### Required task
Transcribe all of the records word for word, but omit the pictures.

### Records

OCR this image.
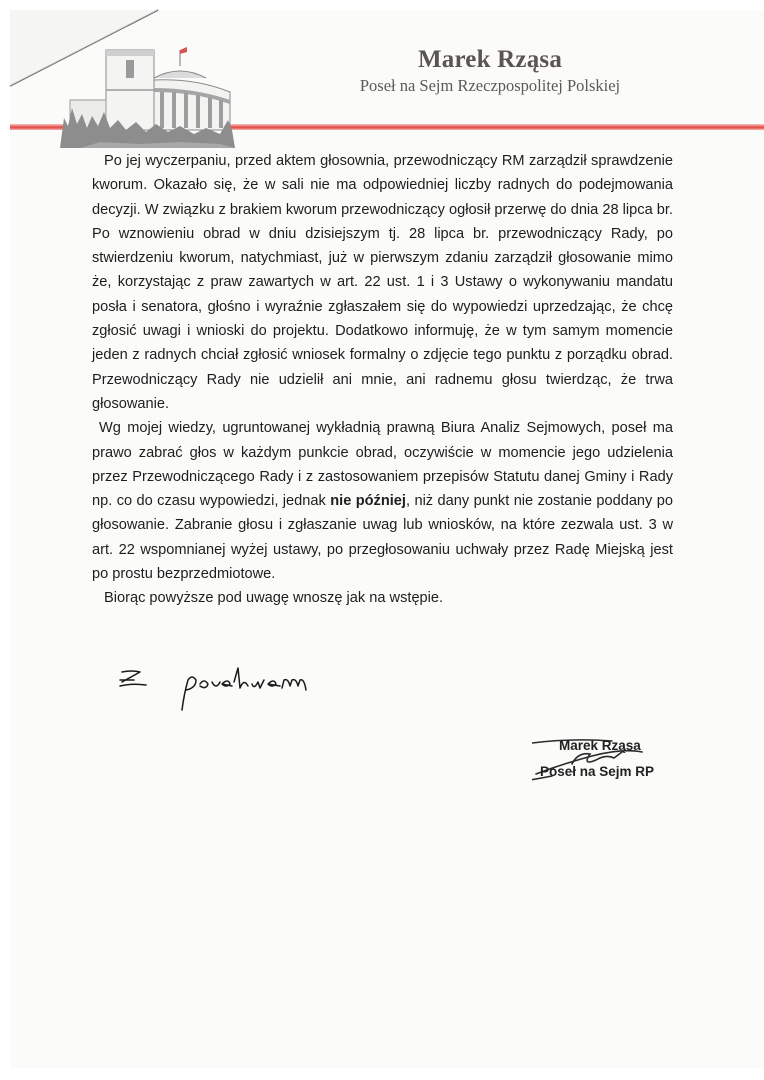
Marek Rząsa
Poseł na Sejm Rzeczpospolitej Polskiej

Po jej wyczerpaniu, przed aktem głosownia, przewodniczący RM zarządził sprawdzenie kworum. Okazało się, że w sali nie ma odpowiedniej liczby radnych do podejmowania decyzji. W związku z brakiem kworum przewodniczący ogłosił przerwę do dnia 28 lipca br. Po wznowieniu obrad w dniu dzisiejszym tj. 28 lipca br. przewodniczący Rady, po stwierdzeniu kworum, natychmiast, już w pierwszym zdaniu zarządził głosowanie mimo że, korzystając z praw zawartych w art. 22 ust. 1 i 3 Ustawy o wykonywaniu mandatu posła i senatora, głośno i wyraźnie zgłaszałem się do wypowiedzi uprzedzając, że chcę zgłosić uwagi i wnioski do projektu. Dodatkowo informuję, że w tym samym momencie jeden z radnych chciał zgłosić wniosek formalny o zdjęcie tego punktu z porządku obrad. Przewodniczący Rady nie udzielił ani mnie, ani radnemu głosu twierdząc, że trwa głosowanie.

Wg mojej wiedzy, ugruntowanej wykładnią prawną Biura Analiz Sejmowych, poseł ma prawo zabrać głos w każdym punkcie obrad, oczywiście w momencie jego udzielenia przez Przewodniczącego Rady i z zastosowaniem przepisów Statutu danej Gminy i Rady np. co do czasu wypowiedzi, jednak nie później, niż dany punkt nie zostanie poddany po głosowanie. Zabranie głosu i zgłaszanie uwag lub wniosków, na które zezwala ust. 3 w art. 22 wspomnianej wyżej ustawy, po przegłosowaniu uchwały przez Radę Miejską jest po prostu bezprzedmiotowe.

Biorąc powyższe pod uwagę wnoszę jak na wstępie.

Marek Rząsa
Poseł na Sejm RP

### Result of the exercise
OCR this image.
Marek Rząsa
Poseł na Sejm Rzeczpospolitej Polskiej

Po jej wyczerpaniu, przed aktem głosownia, przewodniczący RM zarządził sprawdzenie kworum. Okazało się, że w sali nie ma odpowiedniej liczby radnych do podejmowania decyzji. W związku z brakiem kworum przewodniczący ogłosił przerwę do dnia 28 lipca br. Po wznowieniu obrad w dniu dzisiejszym tj. 28 lipca br. przewodniczący Rady, po stwierdzeniu kworum, natychmiast, już w pierwszym zdaniu zarządził głosowanie mimo że, korzystając z praw zawartych w art. 22 ust. 1 i 3 Ustawy o wykonywaniu mandatu posła i senatora, głośno i wyraźnie zgłaszałem się do wypowiedzi uprzedzając, że chcę zgłosić uwagi i wnioski do projektu. Dodatkowo informuję, że w tym samym momencie jeden z radnych chciał zgłosić wniosek formalny o zdjęcie tego punktu z porządku obrad. Przewodniczący Rady nie udzielił ani mnie, ani radnemu głosu twierdząc, że trwa głosowanie.

Wg mojej wiedzy, ugruntowanej wykładnią prawną Biura Analiz Sejmowych, poseł ma prawo zabrać głos w każdym punkcie obrad, oczywiście w momencie jego udzielenia przez Przewodniczącego Rady i z zastosowaniem przepisów Statutu danej Gminy i Rady np. co do czasu wypowiedzi, jednak nie później, niż dany punkt nie zostanie poddany po głosowanie. Zabranie głosu i zgłaszanie uwag lub wniosków, na które zezwala ust. 3 w art. 22 wspomnianej wyżej ustawy, po przegłosowaniu uchwały przez Radę Miejską jest po prostu bezprzedmiotowe.

Biorąc powyższe pod uwagę wnoszę jak na wstępie.

Marek Rząsa
Poseł na Sejm RP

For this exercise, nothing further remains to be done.